*What you are asked to do*
Reproduce the lines verbatim, starting at the line that contains "1210, 1071, 1226]" and ending at the line that contains "978, 761, 1154]", both included.

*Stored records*
** Begin **

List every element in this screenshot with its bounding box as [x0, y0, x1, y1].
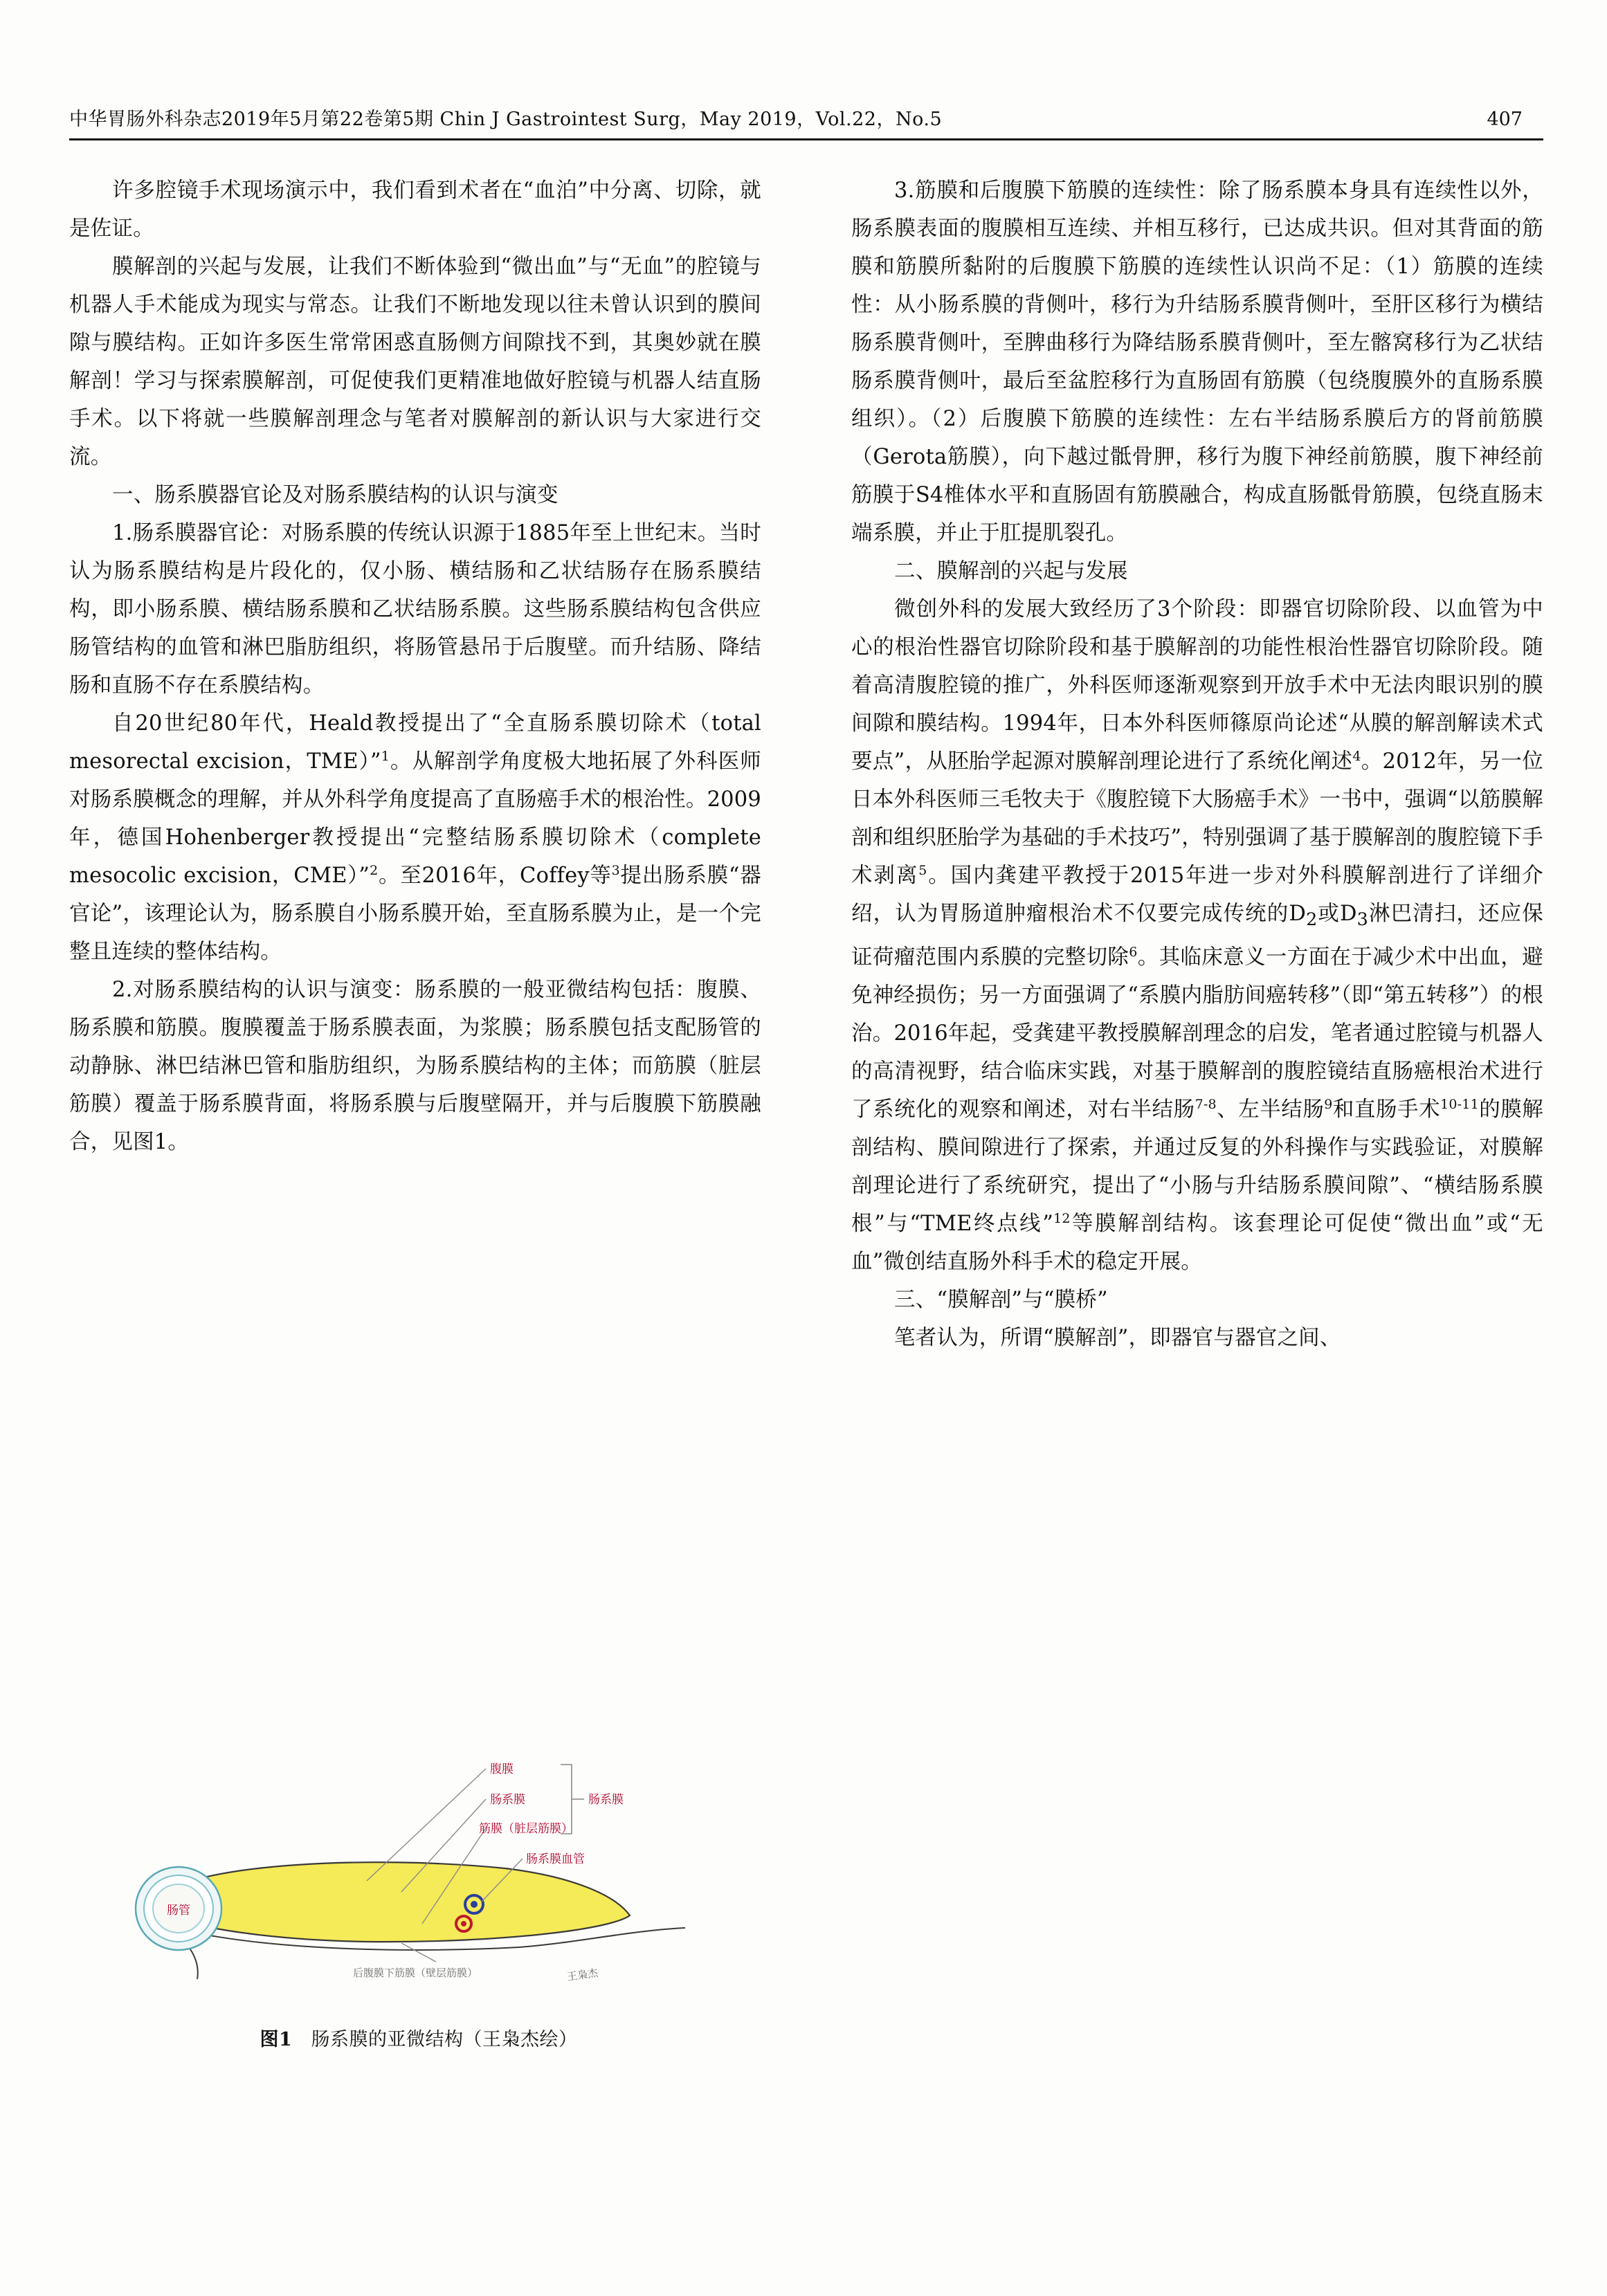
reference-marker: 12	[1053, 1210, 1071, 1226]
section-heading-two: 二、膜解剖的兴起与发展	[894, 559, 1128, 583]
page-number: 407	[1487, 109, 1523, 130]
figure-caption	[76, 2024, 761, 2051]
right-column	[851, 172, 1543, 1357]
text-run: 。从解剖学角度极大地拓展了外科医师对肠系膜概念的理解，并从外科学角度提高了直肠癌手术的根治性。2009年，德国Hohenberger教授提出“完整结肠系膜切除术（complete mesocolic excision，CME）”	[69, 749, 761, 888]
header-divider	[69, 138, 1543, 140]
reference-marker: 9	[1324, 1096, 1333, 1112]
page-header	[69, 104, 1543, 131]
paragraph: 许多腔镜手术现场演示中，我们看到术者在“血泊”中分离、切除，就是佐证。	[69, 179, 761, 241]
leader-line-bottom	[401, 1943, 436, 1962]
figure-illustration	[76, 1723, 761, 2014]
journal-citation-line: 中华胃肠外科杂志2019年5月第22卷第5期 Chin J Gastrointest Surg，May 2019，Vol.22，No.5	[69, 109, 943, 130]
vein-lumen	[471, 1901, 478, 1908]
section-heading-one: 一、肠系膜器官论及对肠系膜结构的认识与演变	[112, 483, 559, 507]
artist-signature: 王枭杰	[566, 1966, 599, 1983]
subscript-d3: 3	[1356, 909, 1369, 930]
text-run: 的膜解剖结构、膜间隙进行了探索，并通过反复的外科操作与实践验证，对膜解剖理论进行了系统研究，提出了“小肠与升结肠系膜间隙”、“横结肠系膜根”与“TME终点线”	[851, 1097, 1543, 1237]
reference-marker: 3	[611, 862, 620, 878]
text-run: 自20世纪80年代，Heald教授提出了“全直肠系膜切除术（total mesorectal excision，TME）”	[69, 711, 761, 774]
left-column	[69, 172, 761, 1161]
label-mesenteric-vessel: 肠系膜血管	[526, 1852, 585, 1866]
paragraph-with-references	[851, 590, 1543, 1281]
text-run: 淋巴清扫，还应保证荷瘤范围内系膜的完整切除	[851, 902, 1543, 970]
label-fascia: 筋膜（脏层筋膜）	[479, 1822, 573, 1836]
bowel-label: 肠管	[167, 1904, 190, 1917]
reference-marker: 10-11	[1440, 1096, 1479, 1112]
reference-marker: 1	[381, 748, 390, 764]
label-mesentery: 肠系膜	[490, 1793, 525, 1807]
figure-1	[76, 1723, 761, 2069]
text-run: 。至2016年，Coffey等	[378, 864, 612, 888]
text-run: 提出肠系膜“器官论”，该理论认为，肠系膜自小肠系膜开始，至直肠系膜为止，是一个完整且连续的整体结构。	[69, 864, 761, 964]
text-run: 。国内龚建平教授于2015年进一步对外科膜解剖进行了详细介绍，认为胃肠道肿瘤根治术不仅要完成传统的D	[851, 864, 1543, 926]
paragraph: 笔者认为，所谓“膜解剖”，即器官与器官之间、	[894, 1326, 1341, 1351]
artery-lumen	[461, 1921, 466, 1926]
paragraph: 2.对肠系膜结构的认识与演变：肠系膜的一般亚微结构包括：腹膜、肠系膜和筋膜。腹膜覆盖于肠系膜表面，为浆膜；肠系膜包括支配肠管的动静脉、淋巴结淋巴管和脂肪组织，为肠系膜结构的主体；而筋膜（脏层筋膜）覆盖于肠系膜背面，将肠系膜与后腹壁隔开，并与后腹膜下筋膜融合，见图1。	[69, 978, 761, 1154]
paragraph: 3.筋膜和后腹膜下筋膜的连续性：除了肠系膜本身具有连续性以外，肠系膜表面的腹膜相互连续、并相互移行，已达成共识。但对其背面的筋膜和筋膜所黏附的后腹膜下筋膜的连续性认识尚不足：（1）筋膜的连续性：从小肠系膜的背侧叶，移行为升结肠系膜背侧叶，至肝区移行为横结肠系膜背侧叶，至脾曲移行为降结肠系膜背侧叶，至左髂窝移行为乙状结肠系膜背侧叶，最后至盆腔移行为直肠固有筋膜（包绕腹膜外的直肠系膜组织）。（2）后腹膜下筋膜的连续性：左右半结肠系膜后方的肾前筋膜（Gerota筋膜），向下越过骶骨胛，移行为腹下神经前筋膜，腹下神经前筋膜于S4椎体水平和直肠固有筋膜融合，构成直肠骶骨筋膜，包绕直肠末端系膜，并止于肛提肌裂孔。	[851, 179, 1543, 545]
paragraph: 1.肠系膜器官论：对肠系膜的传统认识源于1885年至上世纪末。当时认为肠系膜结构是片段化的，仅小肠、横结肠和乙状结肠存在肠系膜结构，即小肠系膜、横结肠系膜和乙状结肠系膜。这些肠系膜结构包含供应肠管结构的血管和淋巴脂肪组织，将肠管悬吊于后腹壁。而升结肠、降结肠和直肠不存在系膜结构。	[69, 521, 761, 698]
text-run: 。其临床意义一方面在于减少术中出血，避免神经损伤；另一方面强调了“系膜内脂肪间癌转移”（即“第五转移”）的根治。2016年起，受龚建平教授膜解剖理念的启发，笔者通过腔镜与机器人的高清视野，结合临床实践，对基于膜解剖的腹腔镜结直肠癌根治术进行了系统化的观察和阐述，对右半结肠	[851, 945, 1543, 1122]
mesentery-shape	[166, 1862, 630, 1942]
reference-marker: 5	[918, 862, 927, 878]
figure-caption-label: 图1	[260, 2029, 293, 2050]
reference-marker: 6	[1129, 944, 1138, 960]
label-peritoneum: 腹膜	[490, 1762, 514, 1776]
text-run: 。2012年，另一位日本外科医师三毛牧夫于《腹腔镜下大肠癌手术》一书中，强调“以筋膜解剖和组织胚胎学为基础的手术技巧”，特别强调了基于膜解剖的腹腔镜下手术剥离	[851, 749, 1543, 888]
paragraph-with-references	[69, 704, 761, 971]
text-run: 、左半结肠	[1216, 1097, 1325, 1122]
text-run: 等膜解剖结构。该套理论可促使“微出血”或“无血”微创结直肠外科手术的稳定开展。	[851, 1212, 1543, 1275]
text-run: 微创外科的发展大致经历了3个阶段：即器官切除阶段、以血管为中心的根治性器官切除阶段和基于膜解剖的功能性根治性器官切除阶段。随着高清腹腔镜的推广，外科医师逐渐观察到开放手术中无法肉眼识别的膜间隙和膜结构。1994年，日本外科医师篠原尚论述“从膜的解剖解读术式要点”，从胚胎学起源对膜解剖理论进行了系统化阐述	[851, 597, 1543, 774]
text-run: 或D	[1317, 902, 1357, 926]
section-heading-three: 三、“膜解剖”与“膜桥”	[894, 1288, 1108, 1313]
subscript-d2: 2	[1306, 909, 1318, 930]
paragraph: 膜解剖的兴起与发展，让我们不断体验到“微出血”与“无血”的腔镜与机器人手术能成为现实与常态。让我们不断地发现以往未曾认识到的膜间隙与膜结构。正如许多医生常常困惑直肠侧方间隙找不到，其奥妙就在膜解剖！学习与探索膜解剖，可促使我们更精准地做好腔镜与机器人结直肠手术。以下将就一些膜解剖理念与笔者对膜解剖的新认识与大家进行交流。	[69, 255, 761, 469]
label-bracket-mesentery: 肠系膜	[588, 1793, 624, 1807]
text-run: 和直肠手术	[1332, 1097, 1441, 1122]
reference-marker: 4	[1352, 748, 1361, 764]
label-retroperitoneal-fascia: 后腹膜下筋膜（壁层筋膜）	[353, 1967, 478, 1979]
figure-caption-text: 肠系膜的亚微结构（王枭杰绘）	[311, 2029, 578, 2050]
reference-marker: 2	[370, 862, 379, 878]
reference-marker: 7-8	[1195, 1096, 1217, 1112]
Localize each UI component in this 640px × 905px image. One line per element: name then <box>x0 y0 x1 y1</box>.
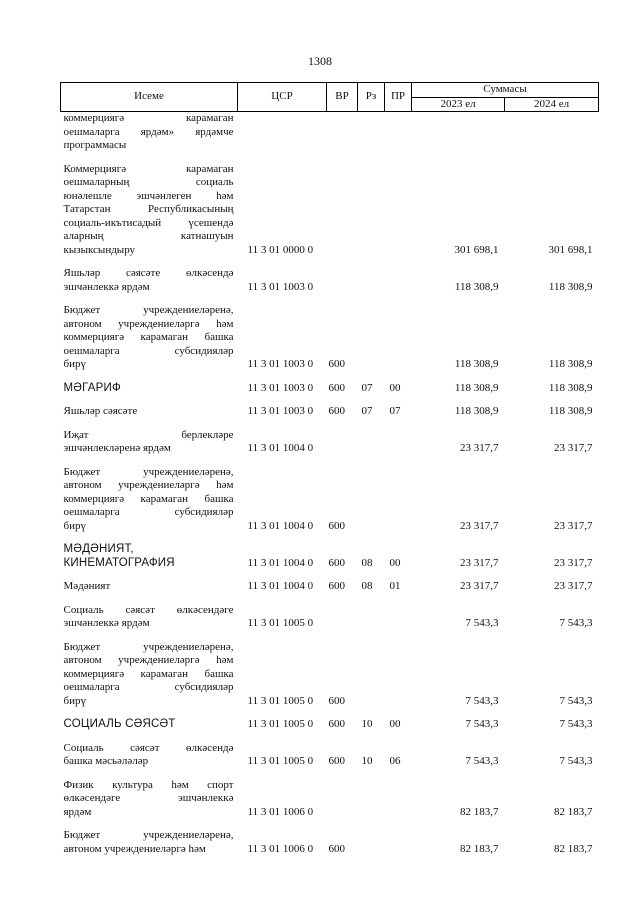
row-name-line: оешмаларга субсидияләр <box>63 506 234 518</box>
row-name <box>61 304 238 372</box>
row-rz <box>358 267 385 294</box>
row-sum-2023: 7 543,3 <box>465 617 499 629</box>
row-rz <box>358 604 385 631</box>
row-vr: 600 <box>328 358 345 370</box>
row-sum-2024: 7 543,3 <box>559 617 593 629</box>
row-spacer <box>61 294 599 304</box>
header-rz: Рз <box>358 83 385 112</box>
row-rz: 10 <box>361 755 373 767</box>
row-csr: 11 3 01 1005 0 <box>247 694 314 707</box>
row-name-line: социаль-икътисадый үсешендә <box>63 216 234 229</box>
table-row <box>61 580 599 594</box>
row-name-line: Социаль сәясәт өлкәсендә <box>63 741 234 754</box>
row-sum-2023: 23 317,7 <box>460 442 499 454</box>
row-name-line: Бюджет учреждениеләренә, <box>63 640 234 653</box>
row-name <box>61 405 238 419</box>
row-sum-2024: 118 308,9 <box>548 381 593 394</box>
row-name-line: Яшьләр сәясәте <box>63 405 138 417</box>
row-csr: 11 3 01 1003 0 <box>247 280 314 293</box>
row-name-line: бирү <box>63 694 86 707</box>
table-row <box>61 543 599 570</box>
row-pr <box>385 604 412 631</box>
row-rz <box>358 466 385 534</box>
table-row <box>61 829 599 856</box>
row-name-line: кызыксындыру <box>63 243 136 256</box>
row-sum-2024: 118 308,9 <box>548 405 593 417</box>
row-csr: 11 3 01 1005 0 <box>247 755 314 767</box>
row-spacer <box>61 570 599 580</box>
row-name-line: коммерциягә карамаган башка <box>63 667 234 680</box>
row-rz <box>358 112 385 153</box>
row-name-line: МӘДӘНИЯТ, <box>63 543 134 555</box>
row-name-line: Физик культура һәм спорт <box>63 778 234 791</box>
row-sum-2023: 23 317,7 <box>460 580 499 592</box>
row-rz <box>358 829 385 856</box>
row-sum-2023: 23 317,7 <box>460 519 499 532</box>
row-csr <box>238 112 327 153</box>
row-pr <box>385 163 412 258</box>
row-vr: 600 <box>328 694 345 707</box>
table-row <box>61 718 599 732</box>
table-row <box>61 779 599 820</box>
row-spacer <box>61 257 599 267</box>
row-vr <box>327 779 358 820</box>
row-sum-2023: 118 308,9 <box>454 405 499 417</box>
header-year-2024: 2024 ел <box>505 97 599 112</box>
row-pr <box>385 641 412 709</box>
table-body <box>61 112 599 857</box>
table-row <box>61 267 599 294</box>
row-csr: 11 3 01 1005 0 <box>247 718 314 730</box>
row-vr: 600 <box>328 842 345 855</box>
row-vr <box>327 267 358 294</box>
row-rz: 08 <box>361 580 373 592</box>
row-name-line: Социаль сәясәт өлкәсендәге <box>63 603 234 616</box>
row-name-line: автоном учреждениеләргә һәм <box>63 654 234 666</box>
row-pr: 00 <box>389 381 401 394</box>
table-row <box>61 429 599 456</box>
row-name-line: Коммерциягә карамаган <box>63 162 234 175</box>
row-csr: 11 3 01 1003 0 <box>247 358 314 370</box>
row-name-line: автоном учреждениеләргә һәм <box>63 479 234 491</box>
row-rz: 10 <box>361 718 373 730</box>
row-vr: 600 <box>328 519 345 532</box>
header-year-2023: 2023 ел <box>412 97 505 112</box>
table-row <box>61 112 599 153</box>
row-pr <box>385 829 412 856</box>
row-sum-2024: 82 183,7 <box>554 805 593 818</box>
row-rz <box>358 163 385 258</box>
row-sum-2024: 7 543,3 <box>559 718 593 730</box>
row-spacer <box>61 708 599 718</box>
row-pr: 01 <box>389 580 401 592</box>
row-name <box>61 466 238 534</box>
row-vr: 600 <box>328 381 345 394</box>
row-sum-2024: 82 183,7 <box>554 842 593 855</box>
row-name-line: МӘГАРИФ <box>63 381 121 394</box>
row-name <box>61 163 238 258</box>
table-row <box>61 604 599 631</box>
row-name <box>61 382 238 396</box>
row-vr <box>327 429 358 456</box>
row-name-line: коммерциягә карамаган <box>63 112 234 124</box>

** End **

*Exercise solution*
reference-marker: 12	[1053, 1210, 1071, 1226]
section-heading-two: 二、膜解剖的兴起与发展	[894, 559, 1128, 583]
page-number: 407	[1487, 109, 1523, 130]
figure-caption	[76, 2024, 761, 2051]
right-column	[851, 172, 1543, 1357]
text-run: 。从解剖学角度极大地拓展了外科医师对肠系膜概念的理解，并从外科学角度提高了直肠癌手术的根治性。2009年，德国Hohenberger教授提出“完整结肠系膜切除术（complete mesocolic excision，CME）”	[69, 749, 761, 888]
header-divider	[69, 138, 1543, 140]
reference-marker: 9	[1324, 1096, 1333, 1112]
page-header	[69, 104, 1543, 131]
paragraph: 许多腔镜手术现场演示中，我们看到术者在“血泊”中分离、切除，就是佐证。	[69, 179, 761, 241]
leader-line-bottom	[401, 1943, 436, 1962]
figure-illustration	[76, 1723, 761, 2014]
journal-citation-line: 中华胃肠外科杂志2019年5月第22卷第5期 Chin J Gastrointest Surg，May 2019，Vol.22，No.5	[69, 109, 943, 130]
vein-lumen	[471, 1901, 478, 1908]
section-heading-one: 一、肠系膜器官论及对肠系膜结构的认识与演变	[112, 483, 559, 507]
artist-signature: 王枭杰	[566, 1966, 599, 1983]
subscript-d3: 3	[1356, 909, 1369, 930]
text-run: 的膜解剖结构、膜间隙进行了探索，并通过反复的外科操作与实践验证，对膜解剖理论进行了系统研究，提出了“小肠与升结肠系膜间隙”、“横结肠系膜根”与“TME终点线”	[851, 1097, 1543, 1237]
reference-marker: 3	[611, 862, 620, 878]
text-run: 自20世纪80年代，Heald教授提出了“全直肠系膜切除术（total mesorectal excision，TME）”	[69, 711, 761, 774]
left-column	[69, 172, 761, 1161]
label-mesenteric-vessel: 肠系膜血管	[526, 1852, 585, 1866]
paragraph-with-references	[851, 590, 1543, 1281]
text-run: 淋巴清扫，还应保证荷瘤范围内系膜的完整切除	[851, 902, 1543, 970]
label-fascia: 筋膜（脏层筋膜）	[479, 1822, 573, 1836]
bowel-label: 肠管	[167, 1904, 190, 1917]
reference-marker: 10-11	[1440, 1096, 1479, 1112]
reference-marker: 1	[381, 748, 390, 764]
label-mesentery: 肠系膜	[490, 1793, 525, 1807]
figure-1	[76, 1723, 761, 2069]
text-run: 。至2016年，Coffey等	[378, 864, 612, 888]
text-run: 提出肠系膜“器官论”，该理论认为，肠系膜自小肠系膜开始，至直肠系膜为止，是一个完整且连续的整体结构。	[69, 864, 761, 964]
text-run: 。国内龚建平教授于2015年进一步对外科膜解剖进行了详细介绍，认为胃肠道肿瘤根治术不仅要完成传统的D	[851, 864, 1543, 926]
paragraph: 笔者认为，所谓“膜解剖”，即器官与器官之间、	[894, 1326, 1341, 1351]
artery-lumen	[461, 1921, 466, 1926]
paragraph: 2.对肠系膜结构的认识与演变：肠系膜的一般亚微结构包括：腹膜、肠系膜和筋膜。腹膜覆盖于肠系膜表面，为浆膜；肠系膜包括支配肠管的动静脉、淋巴结淋巴管和脂肪组织，为肠系膜结构的主体；而筋膜（脏层筋膜）覆盖于肠系膜背面，将肠系膜与后腹壁隔开，并与后腹膜下筋膜融合，见图1。	[69, 978, 761, 1154]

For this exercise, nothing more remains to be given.